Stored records
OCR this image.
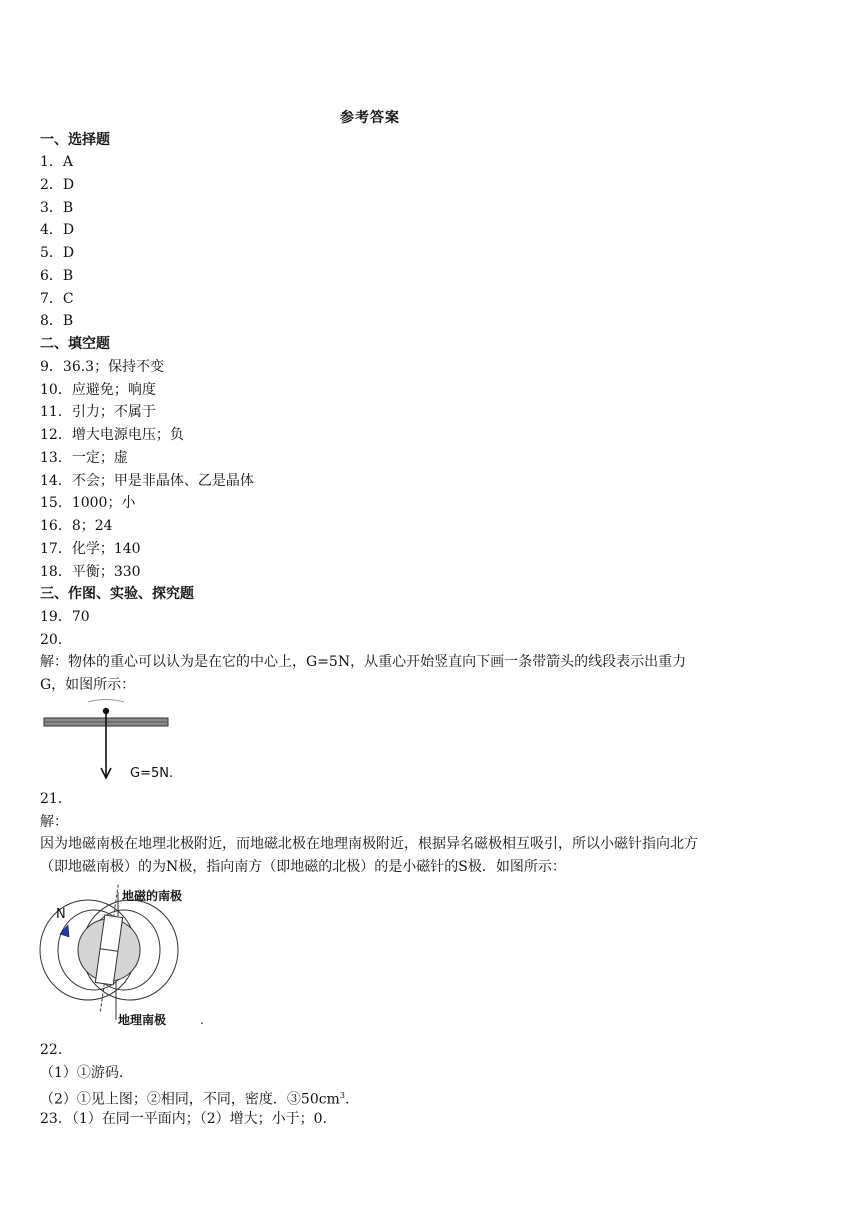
参考答案
一、选择题
1．A
2．D
3．B
4．D
5．D
6．B
7．C
8．B
二、填空题
9．36.3；保持不变
10．应避免；响度
11．引力；不属于
12．增大电源电压；负
13．一定；虚
14．不会；甲是非晶体、乙是晶体
15．1000；小
16．8；24
17．化学；140
18．平衡；330
三、作图、实验、探究题
19．70
20．
解：物体的重心可以认为是在它的中心上，G=5N，从重心开始竖直向下画一条带箭头的线段表示出重力G，如图所示：
G=5N.
21．
解：
因为地磁南极在地理北极附近，而地磁北极在地理南极附近，根据异名磁极相互吸引，所以小磁针指向北方（即地磁南极）的为N极，指向南方（即地磁的北极）的是小磁针的S极．如图所示：
N
地磁的南极
地理南极	.
22．
（1）①游码.
（2）①见上图；②相同，不同，密度．$③50cm^3$.
23．（1）在同一平面内；（2）增大；小于；0.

EXERCISE TASK
Which lines hold the string "如图所示"? Copy all of them from the data above.

REPLY TO THE TASK
解：物体的重心可以认为是在它的中心上，G=5N，从重心开始竖直向下画一条带箭头的线段表示出重力G，如图所示：
因为地磁南极在地理北极附近，而地磁北极在地理南极附近，根据异名磁极相互吸引，所以小磁针指向北方（即地磁南极）的为N极，指向南方（即地磁的北极）的是小磁针的S极．如图所示：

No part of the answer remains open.